• _The task_:
Leave out the pictures and copy everything else in the entries exactly.

• _Data for the task_:
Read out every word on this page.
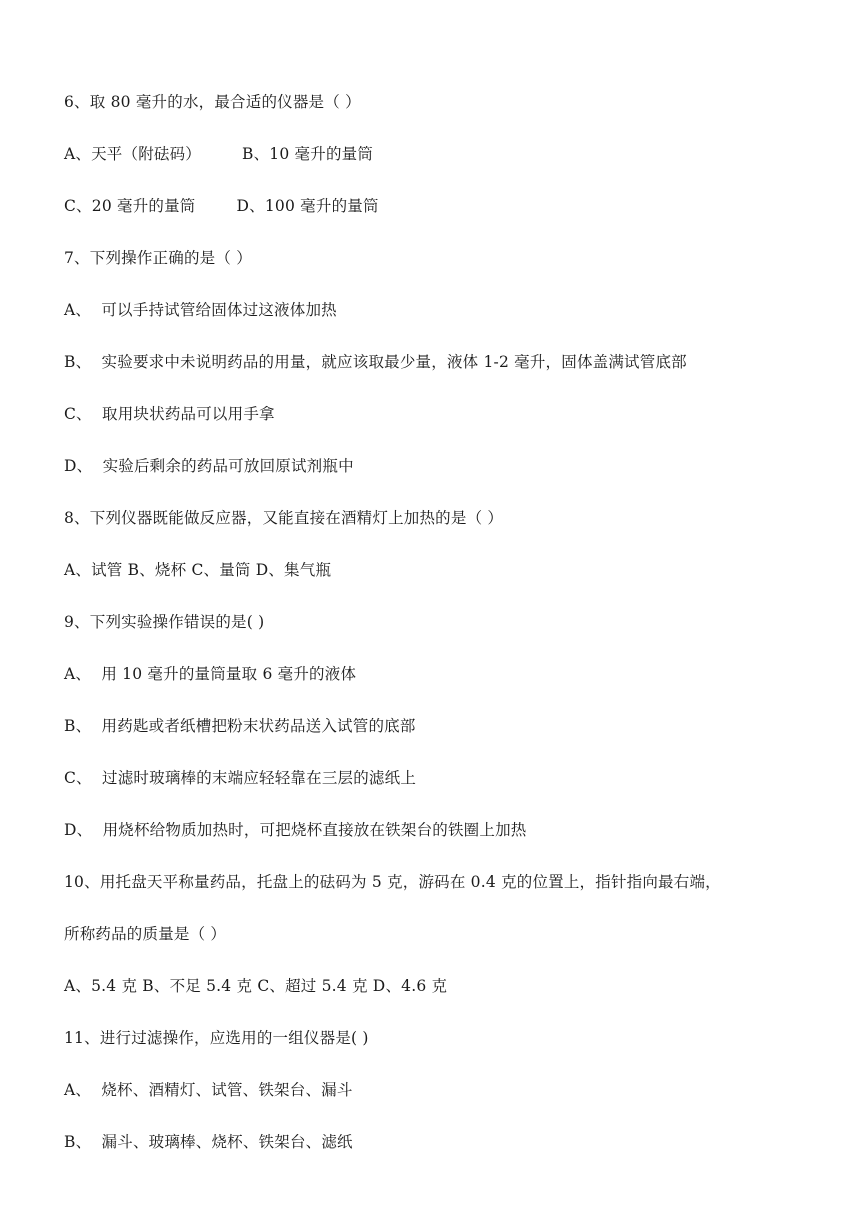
6、取 80 毫升的水，最合适的仪器是（ ）
A、天平（附砝码）        B、10 毫升的量筒
C、20 毫升的量筒        D、100 毫升的量筒
7、下列操作正确的是（ ）
A、  可以手持试管给固体过这液体加热
B、  实验要求中未说明药品的用量，就应该取最少量，液体 1-2 毫升，固体盖满试管底部
C、  取用块状药品可以用手拿
D、  实验后剩余的药品可放回原试剂瓶中
8、下列仪器既能做反应器，又能直接在酒精灯上加热的是（ ）
A、试管 B、烧杯 C、量筒 D、集气瓶
9、下列实验操作错误的是( )
A、  用 10 毫升的量筒量取 6 毫升的液体
B、  用药匙或者纸槽把粉末状药品送入试管的底部
C、  过滤时玻璃棒的末端应轻轻靠在三层的滤纸上
D、  用烧杯给物质加热时，可把烧杯直接放在铁架台的铁圈上加热
10、用托盘天平称量药品，托盘上的砝码为 5 克，游码在 0.4 克的位置上，指针指向最右端，
所称药品的质量是（ ）
A、5.4 克 B、不足 5.4 克 C、超过 5.4 克 D、4.6 克
11、进行过滤操作，应选用的一组仪器是( )
A、  烧杯、酒精灯、试管、铁架台、漏斗
B、  漏斗、玻璃棒、烧杯、铁架台、滤纸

• _Output for this exercise_:
Read out every word on this page.
6、取 80 毫升的水，最合适的仪器是（ ）
A、天平（附砝码）        B、10 毫升的量筒
C、20 毫升的量筒        D、100 毫升的量筒
7、下列操作正确的是（ ）
A、  可以手持试管给固体过这液体加热
B、  实验要求中未说明药品的用量，就应该取最少量，液体 1-2 毫升，固体盖满试管底部
C、  取用块状药品可以用手拿
D、  实验后剩余的药品可放回原试剂瓶中
8、下列仪器既能做反应器，又能直接在酒精灯上加热的是（ ）
A、试管 B、烧杯 C、量筒 D、集气瓶
9、下列实验操作错误的是( )
A、  用 10 毫升的量筒量取 6 毫升的液体
B、  用药匙或者纸槽把粉末状药品送入试管的底部
C、  过滤时玻璃棒的末端应轻轻靠在三层的滤纸上
D、  用烧杯给物质加热时，可把烧杯直接放在铁架台的铁圈上加热
10、用托盘天平称量药品，托盘上的砝码为 5 克，游码在 0.4 克的位置上，指针指向最右端，
所称药品的质量是（ ）
A、5.4 克 B、不足 5.4 克 C、超过 5.4 克 D、4.6 克
11、进行过滤操作，应选用的一组仪器是( )
A、  烧杯、酒精灯、试管、铁架台、漏斗
B、  漏斗、玻璃棒、烧杯、铁架台、滤纸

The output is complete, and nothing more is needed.